◆ EXERCISE REQUIREMENTS: Copy out all lines of the records in which the word "أخلق" appears.

◆ TASK INPUTS:

____

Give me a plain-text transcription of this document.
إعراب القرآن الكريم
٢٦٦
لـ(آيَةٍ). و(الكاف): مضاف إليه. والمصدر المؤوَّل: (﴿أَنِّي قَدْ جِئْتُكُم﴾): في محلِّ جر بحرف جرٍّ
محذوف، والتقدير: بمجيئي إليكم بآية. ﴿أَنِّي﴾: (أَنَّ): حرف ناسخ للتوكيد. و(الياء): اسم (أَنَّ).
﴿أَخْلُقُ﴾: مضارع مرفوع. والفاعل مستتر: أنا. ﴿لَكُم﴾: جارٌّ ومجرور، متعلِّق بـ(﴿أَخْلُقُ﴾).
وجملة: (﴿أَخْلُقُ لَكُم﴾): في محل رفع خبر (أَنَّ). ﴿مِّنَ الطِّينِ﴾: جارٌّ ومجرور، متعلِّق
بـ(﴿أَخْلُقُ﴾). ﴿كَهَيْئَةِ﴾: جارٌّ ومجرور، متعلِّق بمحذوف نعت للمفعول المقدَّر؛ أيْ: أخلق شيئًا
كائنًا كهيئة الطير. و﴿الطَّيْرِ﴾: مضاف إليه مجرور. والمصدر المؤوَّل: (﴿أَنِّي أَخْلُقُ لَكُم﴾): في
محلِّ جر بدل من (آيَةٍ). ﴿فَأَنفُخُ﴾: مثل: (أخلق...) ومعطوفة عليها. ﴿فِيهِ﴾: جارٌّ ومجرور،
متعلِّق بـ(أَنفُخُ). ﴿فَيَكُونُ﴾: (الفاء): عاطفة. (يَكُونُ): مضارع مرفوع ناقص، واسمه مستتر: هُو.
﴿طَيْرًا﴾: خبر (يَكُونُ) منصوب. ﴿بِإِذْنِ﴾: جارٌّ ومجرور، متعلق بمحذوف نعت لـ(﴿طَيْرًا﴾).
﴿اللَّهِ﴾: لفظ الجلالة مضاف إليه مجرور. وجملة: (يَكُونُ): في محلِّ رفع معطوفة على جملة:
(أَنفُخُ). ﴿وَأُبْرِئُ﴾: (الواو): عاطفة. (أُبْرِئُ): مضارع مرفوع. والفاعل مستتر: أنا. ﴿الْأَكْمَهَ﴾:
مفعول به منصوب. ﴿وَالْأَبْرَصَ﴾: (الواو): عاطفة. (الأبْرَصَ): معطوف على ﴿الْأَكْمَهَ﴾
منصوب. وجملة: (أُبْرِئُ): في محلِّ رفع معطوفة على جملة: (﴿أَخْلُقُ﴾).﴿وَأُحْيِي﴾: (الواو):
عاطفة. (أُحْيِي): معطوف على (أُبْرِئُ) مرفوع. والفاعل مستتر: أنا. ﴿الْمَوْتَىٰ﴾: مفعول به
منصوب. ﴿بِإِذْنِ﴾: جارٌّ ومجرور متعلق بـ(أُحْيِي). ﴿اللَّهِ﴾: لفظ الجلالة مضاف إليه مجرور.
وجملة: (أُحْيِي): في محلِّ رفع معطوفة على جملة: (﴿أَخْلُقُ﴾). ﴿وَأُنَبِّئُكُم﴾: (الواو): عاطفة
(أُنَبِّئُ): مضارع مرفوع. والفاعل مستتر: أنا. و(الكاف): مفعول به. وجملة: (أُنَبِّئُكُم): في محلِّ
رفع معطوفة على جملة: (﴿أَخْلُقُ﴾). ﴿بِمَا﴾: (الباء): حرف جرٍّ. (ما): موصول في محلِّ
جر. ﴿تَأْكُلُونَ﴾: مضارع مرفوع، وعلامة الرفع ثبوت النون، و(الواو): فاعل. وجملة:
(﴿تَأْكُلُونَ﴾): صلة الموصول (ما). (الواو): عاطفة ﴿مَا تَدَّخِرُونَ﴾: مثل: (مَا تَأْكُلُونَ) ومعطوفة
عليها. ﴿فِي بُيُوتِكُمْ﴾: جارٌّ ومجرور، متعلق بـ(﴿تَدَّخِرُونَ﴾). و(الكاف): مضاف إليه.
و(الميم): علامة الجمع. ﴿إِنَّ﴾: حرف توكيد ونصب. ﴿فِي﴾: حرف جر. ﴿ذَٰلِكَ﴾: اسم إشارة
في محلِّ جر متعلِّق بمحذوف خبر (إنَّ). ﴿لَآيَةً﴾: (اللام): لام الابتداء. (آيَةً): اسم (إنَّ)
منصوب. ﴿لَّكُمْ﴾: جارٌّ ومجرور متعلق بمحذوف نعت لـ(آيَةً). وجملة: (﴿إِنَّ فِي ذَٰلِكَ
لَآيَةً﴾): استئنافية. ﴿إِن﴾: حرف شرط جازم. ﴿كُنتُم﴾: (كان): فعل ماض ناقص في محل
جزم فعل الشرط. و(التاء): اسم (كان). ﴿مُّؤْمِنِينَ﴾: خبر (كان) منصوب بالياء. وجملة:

____

◆ EXPECTED ANSWER:
بـ(﴿أَخْلُقُ﴾). ﴿كَهَيْئَةِ﴾: جارٌّ ومجرور، متعلِّق بمحذوف نعت للمفعول المقدَّر؛ أيْ: أخلق شيئًا
محلِّ جر بدل من (آيَةٍ). ﴿فَأَنفُخُ﴾: مثل: (أخلق...) ومعطوفة عليها. ﴿فِيهِ﴾: جارٌّ ومجرور،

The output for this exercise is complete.